**Prompt:**
Which lines hold the word "China"? Copy each one.

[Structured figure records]
- - -

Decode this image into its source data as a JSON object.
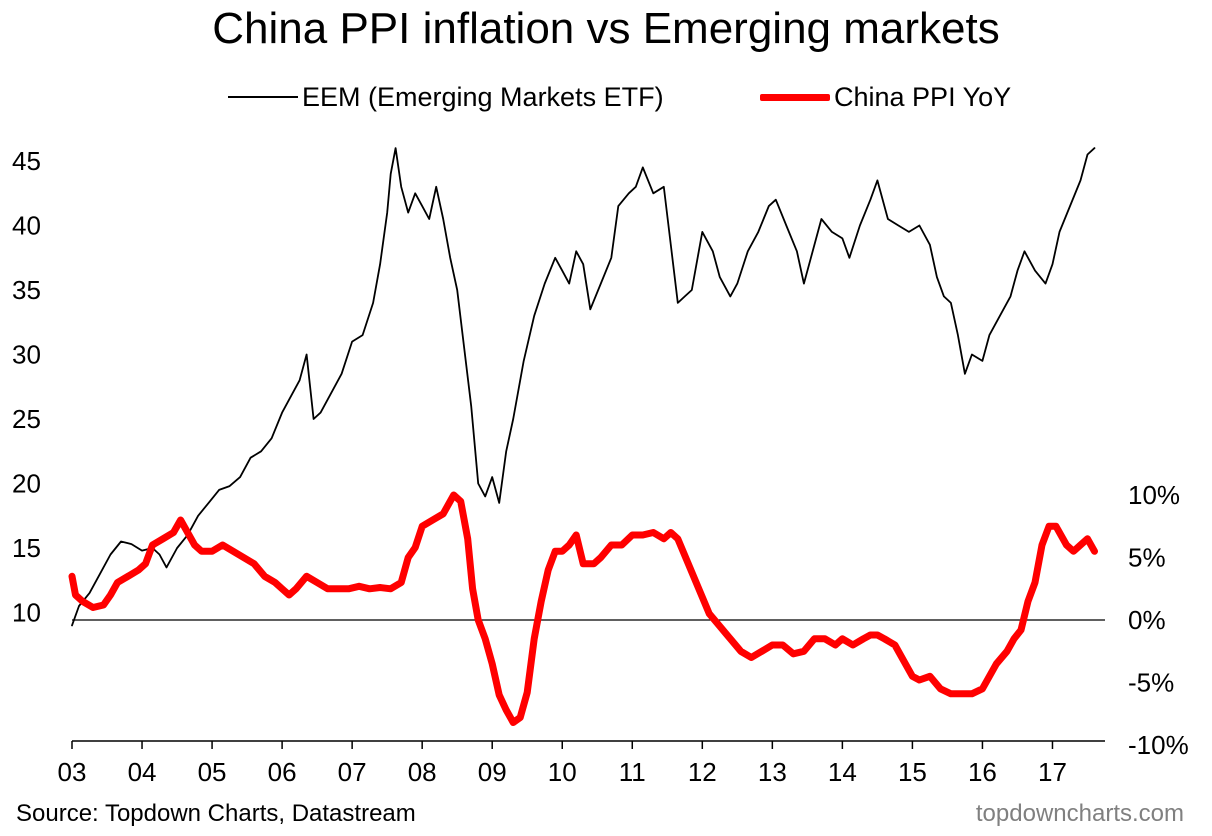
{
  "chart_data": {
    "type": "line",
    "title": "China PPI inflation vs Emerging markets",
    "colors": {
      "eem": "#000000",
      "ppi": "#ff0000",
      "zero_line": "#000000"
    },
    "left_axis": {
      "ticks": [
        10,
        15,
        20,
        25,
        30,
        35,
        40,
        45
      ],
      "range": [
        0,
        48.4
      ]
    },
    "right_axis": {
      "ticks": [
        -10,
        -5,
        0,
        5,
        10
      ],
      "labels": [
        "-10%",
        "-5%",
        "0%",
        "5%",
        "10%"
      ],
      "range": [
        -10,
        10
      ]
    },
    "x_axis": {
      "range": [
        2003,
        2017.75
      ],
      "ticks": [
        2003,
        2004,
        2005,
        2006,
        2007,
        2008,
        2009,
        2010,
        2011,
        2012,
        2013,
        2014,
        2015,
        2016,
        2017
      ],
      "labels": [
        "03",
        "04",
        "05",
        "06",
        "07",
        "08",
        "09",
        "10",
        "11",
        "12",
        "13",
        "14",
        "15",
        "16",
        "17"
      ]
    },
    "series": [
      {
        "name": "EEM (Emerging Markets ETF)",
        "axis": "left",
        "style": "thin",
        "x": [
          2003.0,
          2003.1,
          2003.25,
          2003.4,
          2003.55,
          2003.7,
          2003.85,
          2004.0,
          2004.15,
          2004.25,
          2004.35,
          2004.5,
          2004.65,
          2004.8,
          2004.95,
          2005.1,
          2005.25,
          2005.4,
          2005.55,
          2005.7,
          2005.85,
          2006.0,
          2006.15,
          2006.25,
          2006.35,
          2006.45,
          2006.55,
          2006.7,
          2006.85,
          2007.0,
          2007.15,
          2007.3,
          2007.4,
          2007.5,
          2007.55,
          2007.62,
          2007.7,
          2007.8,
          2007.9,
          2008.0,
          2008.1,
          2008.2,
          2008.3,
          2008.4,
          2008.5,
          2008.6,
          2008.7,
          2008.8,
          2008.9,
          2009.0,
          2009.1,
          2009.2,
          2009.3,
          2009.45,
          2009.6,
          2009.75,
          2009.9,
          2010.0,
          2010.1,
          2010.2,
          2010.3,
          2010.4,
          2010.55,
          2010.7,
          2010.8,
          2010.95,
          2011.05,
          2011.15,
          2011.3,
          2011.45,
          2011.55,
          2011.65,
          2011.75,
          2011.85,
          2012.0,
          2012.15,
          2012.25,
          2012.4,
          2012.5,
          2012.65,
          2012.8,
          2012.95,
          2013.05,
          2013.2,
          2013.35,
          2013.45,
          2013.55,
          2013.7,
          2013.85,
          2014.0,
          2014.1,
          2014.25,
          2014.4,
          2014.5,
          2014.65,
          2014.8,
          2014.95,
          2015.1,
          2015.25,
          2015.35,
          2015.45,
          2015.55,
          2015.65,
          2015.75,
          2015.85,
          2016.0,
          2016.1,
          2016.25,
          2016.4,
          2016.5,
          2016.6,
          2016.75,
          2016.9,
          2017.0,
          2017.1,
          2017.25,
          2017.4,
          2017.5,
          2017.6
        ],
        "values": [
          9.0,
          10.5,
          11.5,
          13.0,
          14.5,
          15.5,
          15.3,
          14.8,
          15.0,
          14.5,
          13.5,
          15.0,
          16.0,
          17.5,
          18.5,
          19.5,
          19.8,
          20.5,
          22.0,
          22.5,
          23.5,
          25.5,
          27.0,
          28.0,
          30.0,
          25.0,
          25.5,
          27.0,
          28.5,
          31.0,
          31.5,
          34.0,
          37.0,
          41.0,
          44.0,
          46.0,
          43.0,
          41.0,
          42.5,
          41.5,
          40.5,
          43.0,
          40.5,
          37.5,
          35.0,
          30.5,
          26.0,
          20.0,
          19.0,
          20.5,
          18.5,
          22.5,
          25.0,
          29.5,
          33.0,
          35.5,
          37.5,
          36.5,
          35.5,
          38.0,
          37.0,
          33.5,
          35.5,
          37.5,
          41.5,
          42.5,
          43.0,
          44.5,
          42.5,
          43.0,
          38.5,
          34.0,
          34.5,
          35.0,
          39.5,
          38.0,
          36.0,
          34.5,
          35.5,
          38.0,
          39.5,
          41.5,
          42.0,
          40.0,
          38.0,
          35.5,
          37.5,
          40.5,
          39.5,
          39.0,
          37.5,
          40.0,
          42.0,
          43.5,
          40.5,
          40.0,
          39.5,
          40.0,
          38.5,
          36.0,
          34.5,
          34.0,
          31.5,
          28.5,
          30.0,
          29.5,
          31.5,
          33.0,
          34.5,
          36.5,
          38.0,
          36.5,
          35.5,
          37.0,
          39.5,
          41.5,
          43.5,
          45.5,
          46.0
        ]
      },
      {
        "name": "China PPI YoY",
        "axis": "right",
        "style": "thick",
        "x": [
          2003.0,
          2003.05,
          2003.15,
          2003.3,
          2003.45,
          2003.55,
          2003.65,
          2003.8,
          2003.95,
          2004.05,
          2004.15,
          2004.3,
          2004.45,
          2004.55,
          2004.65,
          2004.75,
          2004.85,
          2005.0,
          2005.15,
          2005.3,
          2005.45,
          2005.6,
          2005.75,
          2005.9,
          2006.0,
          2006.1,
          2006.2,
          2006.35,
          2006.5,
          2006.65,
          2006.8,
          2006.95,
          2007.1,
          2007.25,
          2007.4,
          2007.55,
          2007.7,
          2007.8,
          2007.9,
          2008.0,
          2008.15,
          2008.3,
          2008.45,
          2008.55,
          2008.6,
          2008.65,
          2008.72,
          2008.8,
          2008.9,
          2009.0,
          2009.1,
          2009.2,
          2009.3,
          2009.4,
          2009.5,
          2009.6,
          2009.7,
          2009.8,
          2009.9,
          2010.0,
          2010.1,
          2010.2,
          2010.3,
          2010.45,
          2010.55,
          2010.7,
          2010.85,
          2011.0,
          2011.15,
          2011.3,
          2011.45,
          2011.55,
          2011.65,
          2011.8,
          2011.95,
          2012.1,
          2012.25,
          2012.4,
          2012.55,
          2012.7,
          2012.85,
          2013.0,
          2013.15,
          2013.3,
          2013.45,
          2013.6,
          2013.75,
          2013.9,
          2014.0,
          2014.15,
          2014.3,
          2014.4,
          2014.5,
          2014.6,
          2014.75,
          2014.9,
          2015.0,
          2015.1,
          2015.25,
          2015.4,
          2015.55,
          2015.7,
          2015.85,
          2016.0,
          2016.1,
          2016.2,
          2016.35,
          2016.45,
          2016.55,
          2016.65,
          2016.75,
          2016.85,
          2016.95,
          2017.05,
          2017.2,
          2017.3,
          2017.4,
          2017.5,
          2017.6
        ],
        "values": [
          3.5,
          2.0,
          1.5,
          1.0,
          1.2,
          2.0,
          3.0,
          3.5,
          4.0,
          4.5,
          6.0,
          6.5,
          7.0,
          8.0,
          7.0,
          6.0,
          5.5,
          5.5,
          6.0,
          5.5,
          5.0,
          4.5,
          3.5,
          3.0,
          2.5,
          2.0,
          2.5,
          3.5,
          3.0,
          2.5,
          2.5,
          2.5,
          2.7,
          2.5,
          2.6,
          2.5,
          3.0,
          5.0,
          5.8,
          7.5,
          8.0,
          8.5,
          10.0,
          9.5,
          8.0,
          6.5,
          2.5,
          0.0,
          -1.5,
          -3.5,
          -6.0,
          -7.2,
          -8.2,
          -7.8,
          -5.8,
          -1.5,
          1.5,
          4.0,
          5.5,
          5.5,
          6.0,
          6.8,
          4.5,
          4.5,
          5.0,
          6.0,
          6.0,
          6.8,
          6.8,
          7.0,
          6.5,
          7.0,
          6.5,
          4.5,
          2.5,
          0.5,
          -0.5,
          -1.5,
          -2.5,
          -3.0,
          -2.5,
          -2.0,
          -2.0,
          -2.7,
          -2.5,
          -1.5,
          -1.5,
          -2.0,
          -1.5,
          -2.0,
          -1.5,
          -1.2,
          -1.2,
          -1.5,
          -2.0,
          -3.5,
          -4.5,
          -4.8,
          -4.5,
          -5.5,
          -5.9,
          -5.9,
          -5.9,
          -5.5,
          -4.5,
          -3.5,
          -2.5,
          -1.5,
          -0.8,
          1.5,
          3.0,
          6.0,
          7.5,
          7.5,
          6.0,
          5.5,
          6.0,
          6.5,
          5.5
        ]
      }
    ],
    "legend_position": "top-center"
  },
  "labels": {
    "legend_eem": "EEM (Emerging Markets ETF)",
    "legend_ppi": "China PPI YoY",
    "source": "Source: Topdown Charts, Datastream",
    "watermark": "topdowncharts.com"
  }
}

- - -

**Result of this exercise:**
    "title": "China PPI inflation vs Emerging markets",
        "name": "China PPI YoY",
    "legend_ppi": "China PPI YoY",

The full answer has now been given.